Everything onboarding generates is editable. Treat the first run as a starting point. We try our best to generate example data that gives you a good taste of what OpenLens looks like for your brand. Every competitor, every topic, every prompt, every attribute can be edited from the dashboard at any time. You can also drive these edits from Claude or any MCP-capable client through the OpenLens MCP server. See Configure the OpenLens MCP server.
OpenLens onboarding screen with a single input field asking for the client's website URL and an Analyze button to kick off the site read.
OpenLens onboarding analysis result showing the detected brand name, the brand's product summary, an editable list of proposed competitors, and the market location and language fields filled in from the site.

Topics, prompts, and prompt attributes

Topics are containers for prompts. Each topic gets a set of prompts (the actual questions OpenLens runs on every supported AI platform), and each prompt can have prompt attributes, which are labels that flow through the dashboard and can be used as filters.

Competitors

OpenLens proposes competitors from the website analysis. You can add, remove, or rename any of them. If a competitor has a common name and we might pick the wrong company, paste their URL in so we lock onto the right one.

Prompt attributes (optional)

If you set prompt attributes during onboarding, OpenLens auto-generates prompts that try to fit the attributes you list. You can edit prompts and attributes after onboarding too. See Prompt attributes for the full mechanics.
OpenLens onboarding prompt-attributes step with a tag input where the user types custom attribute names (for example pricing, agency-focused) for the prompt generator to fit during generation.

Suggested topics

OpenLens suggests topics based on the website analysis. Add or remove any that don’t make sense or that you’d like to customize.
OpenLens onboarding suggested-topics step displaying a list of buyer-intent topic phrases generated from the website analysis, each with controls to remove or edit and a field for adding a new topic.

Confirm and run

After confirming the suggested topics, you land on the Prompts tab with the prompts OpenLens auto-generated. Customize them now or later. Click Run Prompts to send them to the live AI platforms immediately.
OpenLens Prompts tab after onboarding showing auto-generated prompts grouped under each topic, each prompt with its attached attributes, plus a prominent Run Prompts button at the top of the page to send the set to the live AI platforms.

- **DATA SUPPLIED**:
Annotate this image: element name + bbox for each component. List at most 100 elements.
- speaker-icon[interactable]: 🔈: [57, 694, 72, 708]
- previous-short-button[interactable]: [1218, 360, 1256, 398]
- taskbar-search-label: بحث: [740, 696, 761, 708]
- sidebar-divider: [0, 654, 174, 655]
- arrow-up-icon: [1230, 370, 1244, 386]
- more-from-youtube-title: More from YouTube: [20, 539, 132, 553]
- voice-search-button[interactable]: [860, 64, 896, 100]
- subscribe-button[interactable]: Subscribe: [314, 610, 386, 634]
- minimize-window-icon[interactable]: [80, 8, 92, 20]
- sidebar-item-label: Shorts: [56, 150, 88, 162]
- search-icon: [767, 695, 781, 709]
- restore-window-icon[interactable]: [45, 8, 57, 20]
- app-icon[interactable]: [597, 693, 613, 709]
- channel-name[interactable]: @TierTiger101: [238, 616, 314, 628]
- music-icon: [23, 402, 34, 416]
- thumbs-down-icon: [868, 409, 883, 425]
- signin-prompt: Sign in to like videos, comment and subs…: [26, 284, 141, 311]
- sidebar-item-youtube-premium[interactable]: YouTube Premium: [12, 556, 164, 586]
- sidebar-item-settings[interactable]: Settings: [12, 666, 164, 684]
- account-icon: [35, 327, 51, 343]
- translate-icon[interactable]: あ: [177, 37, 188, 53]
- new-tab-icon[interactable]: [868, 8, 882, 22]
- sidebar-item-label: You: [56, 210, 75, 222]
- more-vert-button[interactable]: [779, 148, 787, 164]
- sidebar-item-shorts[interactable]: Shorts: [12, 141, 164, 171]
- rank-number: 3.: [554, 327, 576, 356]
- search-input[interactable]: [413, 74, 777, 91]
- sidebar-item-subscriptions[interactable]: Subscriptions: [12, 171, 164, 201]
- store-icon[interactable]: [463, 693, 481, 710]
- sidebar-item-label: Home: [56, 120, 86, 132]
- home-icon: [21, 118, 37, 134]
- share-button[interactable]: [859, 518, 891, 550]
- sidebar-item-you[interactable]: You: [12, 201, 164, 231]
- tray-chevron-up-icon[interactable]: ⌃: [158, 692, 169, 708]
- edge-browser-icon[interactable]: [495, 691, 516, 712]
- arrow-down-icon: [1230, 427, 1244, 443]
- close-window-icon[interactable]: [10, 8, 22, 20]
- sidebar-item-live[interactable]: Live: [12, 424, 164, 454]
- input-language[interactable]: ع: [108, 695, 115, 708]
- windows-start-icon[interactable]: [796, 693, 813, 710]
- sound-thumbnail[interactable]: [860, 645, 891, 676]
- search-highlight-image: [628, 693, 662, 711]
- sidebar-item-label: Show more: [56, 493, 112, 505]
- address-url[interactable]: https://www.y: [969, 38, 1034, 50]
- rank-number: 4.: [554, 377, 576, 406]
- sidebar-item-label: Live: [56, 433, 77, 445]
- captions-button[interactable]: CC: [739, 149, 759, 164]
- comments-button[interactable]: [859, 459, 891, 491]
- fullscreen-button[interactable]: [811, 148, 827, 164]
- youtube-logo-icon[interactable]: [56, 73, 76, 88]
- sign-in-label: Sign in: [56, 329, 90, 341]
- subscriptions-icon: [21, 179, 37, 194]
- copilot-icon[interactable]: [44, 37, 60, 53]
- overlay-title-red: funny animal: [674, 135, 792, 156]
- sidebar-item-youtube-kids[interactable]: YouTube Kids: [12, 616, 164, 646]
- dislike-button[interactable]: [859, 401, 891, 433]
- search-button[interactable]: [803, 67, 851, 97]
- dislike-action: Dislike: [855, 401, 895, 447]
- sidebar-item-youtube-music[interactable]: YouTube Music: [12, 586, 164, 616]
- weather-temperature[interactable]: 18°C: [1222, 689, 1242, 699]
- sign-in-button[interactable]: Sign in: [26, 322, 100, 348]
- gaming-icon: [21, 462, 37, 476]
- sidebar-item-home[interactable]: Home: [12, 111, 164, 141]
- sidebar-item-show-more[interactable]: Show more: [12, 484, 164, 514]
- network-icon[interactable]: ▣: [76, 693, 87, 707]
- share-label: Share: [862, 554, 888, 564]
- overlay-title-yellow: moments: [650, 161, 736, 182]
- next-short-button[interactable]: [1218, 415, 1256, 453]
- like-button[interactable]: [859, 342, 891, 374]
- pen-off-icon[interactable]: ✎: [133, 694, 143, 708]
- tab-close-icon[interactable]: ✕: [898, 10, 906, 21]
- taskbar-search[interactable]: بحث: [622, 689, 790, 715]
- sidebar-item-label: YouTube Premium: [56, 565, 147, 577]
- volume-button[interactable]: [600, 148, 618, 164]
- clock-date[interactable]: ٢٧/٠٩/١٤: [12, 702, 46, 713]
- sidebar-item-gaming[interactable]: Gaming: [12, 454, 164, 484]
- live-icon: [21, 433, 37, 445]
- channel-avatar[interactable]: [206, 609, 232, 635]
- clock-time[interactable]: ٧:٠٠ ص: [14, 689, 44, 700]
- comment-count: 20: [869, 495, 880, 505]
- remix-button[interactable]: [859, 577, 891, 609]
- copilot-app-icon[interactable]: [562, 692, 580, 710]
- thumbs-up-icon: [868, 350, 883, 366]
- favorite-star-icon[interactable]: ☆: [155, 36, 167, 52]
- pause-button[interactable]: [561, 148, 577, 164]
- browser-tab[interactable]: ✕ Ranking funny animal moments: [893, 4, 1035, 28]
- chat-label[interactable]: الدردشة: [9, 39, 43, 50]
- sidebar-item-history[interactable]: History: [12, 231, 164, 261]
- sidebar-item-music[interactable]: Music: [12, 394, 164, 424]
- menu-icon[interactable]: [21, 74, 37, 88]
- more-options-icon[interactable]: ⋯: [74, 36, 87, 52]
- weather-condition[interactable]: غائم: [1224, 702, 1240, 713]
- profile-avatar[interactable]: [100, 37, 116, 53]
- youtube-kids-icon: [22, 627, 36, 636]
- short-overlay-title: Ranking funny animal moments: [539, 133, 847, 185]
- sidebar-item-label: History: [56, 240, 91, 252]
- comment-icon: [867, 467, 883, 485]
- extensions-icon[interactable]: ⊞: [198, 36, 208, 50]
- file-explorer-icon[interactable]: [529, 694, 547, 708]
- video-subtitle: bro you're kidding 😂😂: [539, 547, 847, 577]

- **DIRECTIONS**:
• 1. Answer these questions using the OpenLens onboarding guide.
(a) What should you paste in when a competitor has a common name?
(b) Which tab do you land on after confirming the suggested topics?
(c) How does the guide describe prompt attributes?
• 2. Write the next part of the OpenLens onboarding guide, picking up after its final line.

- **OUTPUTS FOR THE TASKS**:
• 1.
(a) The competitor's URL.
(b) The Prompts tab.
(c) As labels that flow through the dashboard and can be used as filters.

• 2.
Where the data comes from

The client’s website at sign-up: we pull data from the site to propose competitors and topics. Claude then expands the confirmed topics into the actual prompts we’ll run on every supported AI platform.

How outputs are produced

  1. You enter the client’s website URL.
  2. OpenLens pulls data from the site and proposes competitors and topics.
  3. You confirm or edit them, and optionally pre-set prompt attributes.
  4. For each topic, Claude generates a set of prompts (and tries to fit the prompt attributes you set).
  5. You click Run Prompts to start the first measurement.

How to use it

Editing auto-generated prompts before the first run. After project setup, OpenLens opens the Prompts tab with the generated prompts grouped by topic. Read through them. They should sound like questions a real user would type into ChatGPT or Perplexity. Edit anything that doesn’t, delete prompts that miss the mark, and add custom prompts via the + Add prompt button on any topic. Attach prompt attributes if you want filters later (see Prompt attributes). When the prompt list looks like the questions your client’s prospects actually ask, hit Run Prompts. When to add a competitor URL. OpenLens proposes competitors from the website analysis. By default each is matched by name. Name matching works when the competitor’s name is distinctive (‘Roost’, ‘Rain Design’). It fails when the name is common or shared with other companies (‘Acme’, ‘Atlas’). Paste the competitor’s homepage URL alongside the name in those cases. The URL locks the match to that specific company so we don’t pick up the wrong brand on later runs. If you’re not sure whether the name is distinctive enough, paste the URL anyway. It costs nothing.